┌─ RECORDS FOR THE TASK

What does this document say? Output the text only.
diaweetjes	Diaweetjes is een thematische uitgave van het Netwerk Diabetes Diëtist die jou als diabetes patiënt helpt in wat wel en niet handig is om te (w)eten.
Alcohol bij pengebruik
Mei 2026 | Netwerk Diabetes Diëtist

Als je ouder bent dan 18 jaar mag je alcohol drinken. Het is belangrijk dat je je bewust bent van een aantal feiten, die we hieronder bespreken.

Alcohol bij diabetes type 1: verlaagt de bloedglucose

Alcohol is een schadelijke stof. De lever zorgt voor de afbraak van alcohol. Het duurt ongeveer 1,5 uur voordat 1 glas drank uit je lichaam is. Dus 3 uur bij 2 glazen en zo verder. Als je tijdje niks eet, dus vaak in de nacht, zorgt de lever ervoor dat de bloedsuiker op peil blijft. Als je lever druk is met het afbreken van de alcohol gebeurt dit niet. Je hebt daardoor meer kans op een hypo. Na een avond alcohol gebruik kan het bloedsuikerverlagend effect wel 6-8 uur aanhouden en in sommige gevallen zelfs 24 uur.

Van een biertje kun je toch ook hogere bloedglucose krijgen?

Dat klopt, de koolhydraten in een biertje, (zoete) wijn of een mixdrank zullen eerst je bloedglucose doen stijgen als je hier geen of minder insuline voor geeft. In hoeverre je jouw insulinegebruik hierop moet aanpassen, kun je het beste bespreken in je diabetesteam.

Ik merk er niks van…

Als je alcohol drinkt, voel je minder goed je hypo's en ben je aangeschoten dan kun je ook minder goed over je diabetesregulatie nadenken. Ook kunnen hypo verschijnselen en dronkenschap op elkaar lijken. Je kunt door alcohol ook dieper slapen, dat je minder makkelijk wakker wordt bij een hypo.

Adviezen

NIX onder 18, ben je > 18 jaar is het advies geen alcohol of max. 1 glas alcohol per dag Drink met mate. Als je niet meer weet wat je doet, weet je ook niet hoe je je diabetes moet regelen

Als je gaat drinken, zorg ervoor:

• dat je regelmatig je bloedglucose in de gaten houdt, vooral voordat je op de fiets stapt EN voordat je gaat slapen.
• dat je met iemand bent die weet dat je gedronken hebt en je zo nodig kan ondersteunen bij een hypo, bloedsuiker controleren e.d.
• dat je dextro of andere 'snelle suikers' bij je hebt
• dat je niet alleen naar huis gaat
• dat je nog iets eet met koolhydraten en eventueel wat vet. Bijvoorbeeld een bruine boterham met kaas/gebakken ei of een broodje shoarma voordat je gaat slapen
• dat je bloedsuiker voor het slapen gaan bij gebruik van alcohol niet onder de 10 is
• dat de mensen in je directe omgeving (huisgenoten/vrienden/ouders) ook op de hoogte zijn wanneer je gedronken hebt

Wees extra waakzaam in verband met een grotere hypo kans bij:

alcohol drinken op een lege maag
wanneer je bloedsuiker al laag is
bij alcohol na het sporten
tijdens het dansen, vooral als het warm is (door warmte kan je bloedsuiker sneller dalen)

└─

_TO DO:_ Determine how many lines of the listing above hold the word "kans". Report that number without anything else.

_REPLY TO THE TASK:_ 2